WHAT IS REQUIRED |
Count the lines in the items below that contain the word "bounding", matching case exactly, and give only the number.

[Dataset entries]
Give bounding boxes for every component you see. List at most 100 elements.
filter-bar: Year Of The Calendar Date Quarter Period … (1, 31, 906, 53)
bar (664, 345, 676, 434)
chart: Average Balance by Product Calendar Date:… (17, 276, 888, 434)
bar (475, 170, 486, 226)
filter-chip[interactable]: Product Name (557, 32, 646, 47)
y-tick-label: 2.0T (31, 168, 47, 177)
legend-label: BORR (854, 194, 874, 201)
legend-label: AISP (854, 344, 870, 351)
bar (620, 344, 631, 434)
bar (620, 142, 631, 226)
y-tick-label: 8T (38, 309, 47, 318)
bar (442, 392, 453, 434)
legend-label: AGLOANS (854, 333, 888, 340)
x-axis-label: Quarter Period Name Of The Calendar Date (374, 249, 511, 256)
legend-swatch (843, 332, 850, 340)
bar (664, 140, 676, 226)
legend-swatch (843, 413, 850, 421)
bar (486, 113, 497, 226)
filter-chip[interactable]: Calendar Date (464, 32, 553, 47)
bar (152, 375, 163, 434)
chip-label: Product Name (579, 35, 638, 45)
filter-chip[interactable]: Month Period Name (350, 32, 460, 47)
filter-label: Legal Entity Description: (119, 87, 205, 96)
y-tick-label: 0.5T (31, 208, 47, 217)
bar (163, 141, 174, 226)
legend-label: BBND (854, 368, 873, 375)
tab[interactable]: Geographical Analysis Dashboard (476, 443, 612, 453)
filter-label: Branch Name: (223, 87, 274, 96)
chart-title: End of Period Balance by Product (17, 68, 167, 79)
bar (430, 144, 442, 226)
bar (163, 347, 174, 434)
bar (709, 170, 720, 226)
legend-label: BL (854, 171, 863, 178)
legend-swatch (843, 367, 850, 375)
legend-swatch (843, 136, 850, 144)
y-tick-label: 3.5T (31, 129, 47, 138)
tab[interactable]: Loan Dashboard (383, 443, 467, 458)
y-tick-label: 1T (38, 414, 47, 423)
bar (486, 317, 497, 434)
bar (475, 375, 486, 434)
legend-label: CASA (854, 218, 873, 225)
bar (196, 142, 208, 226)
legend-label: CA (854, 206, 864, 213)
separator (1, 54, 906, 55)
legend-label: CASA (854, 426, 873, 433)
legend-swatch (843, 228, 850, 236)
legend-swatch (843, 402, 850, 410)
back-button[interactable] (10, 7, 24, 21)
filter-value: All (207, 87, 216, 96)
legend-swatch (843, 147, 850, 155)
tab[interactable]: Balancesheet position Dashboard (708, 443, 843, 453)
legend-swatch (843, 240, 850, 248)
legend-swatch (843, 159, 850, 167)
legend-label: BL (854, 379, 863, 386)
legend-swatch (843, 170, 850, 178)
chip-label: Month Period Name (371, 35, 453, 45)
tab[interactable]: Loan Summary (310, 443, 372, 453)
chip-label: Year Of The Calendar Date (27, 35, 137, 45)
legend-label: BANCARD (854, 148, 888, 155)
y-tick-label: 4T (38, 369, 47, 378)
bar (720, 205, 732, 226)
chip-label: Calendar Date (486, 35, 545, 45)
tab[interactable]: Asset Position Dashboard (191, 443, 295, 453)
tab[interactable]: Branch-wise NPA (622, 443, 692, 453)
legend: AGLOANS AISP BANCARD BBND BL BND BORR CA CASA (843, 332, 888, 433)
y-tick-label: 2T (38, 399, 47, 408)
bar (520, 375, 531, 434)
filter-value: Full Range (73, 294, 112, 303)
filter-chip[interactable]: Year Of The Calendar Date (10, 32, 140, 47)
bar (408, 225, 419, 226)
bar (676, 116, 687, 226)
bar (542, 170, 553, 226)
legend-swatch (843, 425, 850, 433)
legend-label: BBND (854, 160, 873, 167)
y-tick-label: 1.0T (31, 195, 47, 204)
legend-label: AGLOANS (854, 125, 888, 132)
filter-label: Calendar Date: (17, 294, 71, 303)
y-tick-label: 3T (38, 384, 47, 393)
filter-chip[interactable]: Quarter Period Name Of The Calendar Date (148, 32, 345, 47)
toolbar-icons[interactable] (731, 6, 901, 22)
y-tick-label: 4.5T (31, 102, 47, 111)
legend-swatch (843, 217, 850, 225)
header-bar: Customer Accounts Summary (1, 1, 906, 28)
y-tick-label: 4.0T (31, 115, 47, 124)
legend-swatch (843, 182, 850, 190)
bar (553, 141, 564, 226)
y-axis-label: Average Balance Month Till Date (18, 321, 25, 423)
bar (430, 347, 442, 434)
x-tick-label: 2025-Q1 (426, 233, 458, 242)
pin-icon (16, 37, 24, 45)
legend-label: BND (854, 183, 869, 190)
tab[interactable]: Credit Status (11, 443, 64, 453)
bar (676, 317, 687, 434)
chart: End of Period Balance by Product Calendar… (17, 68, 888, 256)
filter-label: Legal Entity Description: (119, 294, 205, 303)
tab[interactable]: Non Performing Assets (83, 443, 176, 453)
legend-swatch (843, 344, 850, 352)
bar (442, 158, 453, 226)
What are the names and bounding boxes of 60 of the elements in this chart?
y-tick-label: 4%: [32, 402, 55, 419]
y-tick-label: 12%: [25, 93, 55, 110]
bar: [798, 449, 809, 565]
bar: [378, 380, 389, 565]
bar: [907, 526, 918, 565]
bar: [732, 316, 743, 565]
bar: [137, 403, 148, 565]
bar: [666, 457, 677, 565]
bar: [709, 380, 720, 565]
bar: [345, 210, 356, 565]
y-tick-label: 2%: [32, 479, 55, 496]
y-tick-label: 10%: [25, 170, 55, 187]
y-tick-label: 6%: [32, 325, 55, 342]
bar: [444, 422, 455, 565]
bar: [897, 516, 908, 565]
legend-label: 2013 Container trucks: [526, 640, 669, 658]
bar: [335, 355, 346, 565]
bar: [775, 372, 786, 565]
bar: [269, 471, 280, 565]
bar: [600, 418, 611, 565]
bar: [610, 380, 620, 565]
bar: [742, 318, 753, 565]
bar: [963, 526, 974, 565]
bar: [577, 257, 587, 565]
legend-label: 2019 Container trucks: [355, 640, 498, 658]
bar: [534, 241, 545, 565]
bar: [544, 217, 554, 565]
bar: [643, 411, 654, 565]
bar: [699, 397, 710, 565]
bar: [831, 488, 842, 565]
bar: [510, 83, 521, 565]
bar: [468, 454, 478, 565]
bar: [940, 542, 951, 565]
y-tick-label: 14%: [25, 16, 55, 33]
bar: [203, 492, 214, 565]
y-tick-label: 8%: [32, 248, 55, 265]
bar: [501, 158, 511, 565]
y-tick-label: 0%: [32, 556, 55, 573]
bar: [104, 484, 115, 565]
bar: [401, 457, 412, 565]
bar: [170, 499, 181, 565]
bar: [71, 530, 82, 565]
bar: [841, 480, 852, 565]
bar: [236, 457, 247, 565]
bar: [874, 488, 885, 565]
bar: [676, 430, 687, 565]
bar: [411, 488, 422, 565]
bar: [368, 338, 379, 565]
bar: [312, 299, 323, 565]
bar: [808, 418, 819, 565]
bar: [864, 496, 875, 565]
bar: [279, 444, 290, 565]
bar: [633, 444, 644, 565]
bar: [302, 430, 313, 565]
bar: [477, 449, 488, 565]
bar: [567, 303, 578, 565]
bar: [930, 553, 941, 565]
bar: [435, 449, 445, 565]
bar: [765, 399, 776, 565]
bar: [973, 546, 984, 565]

EXERCISE OUTPUT |
2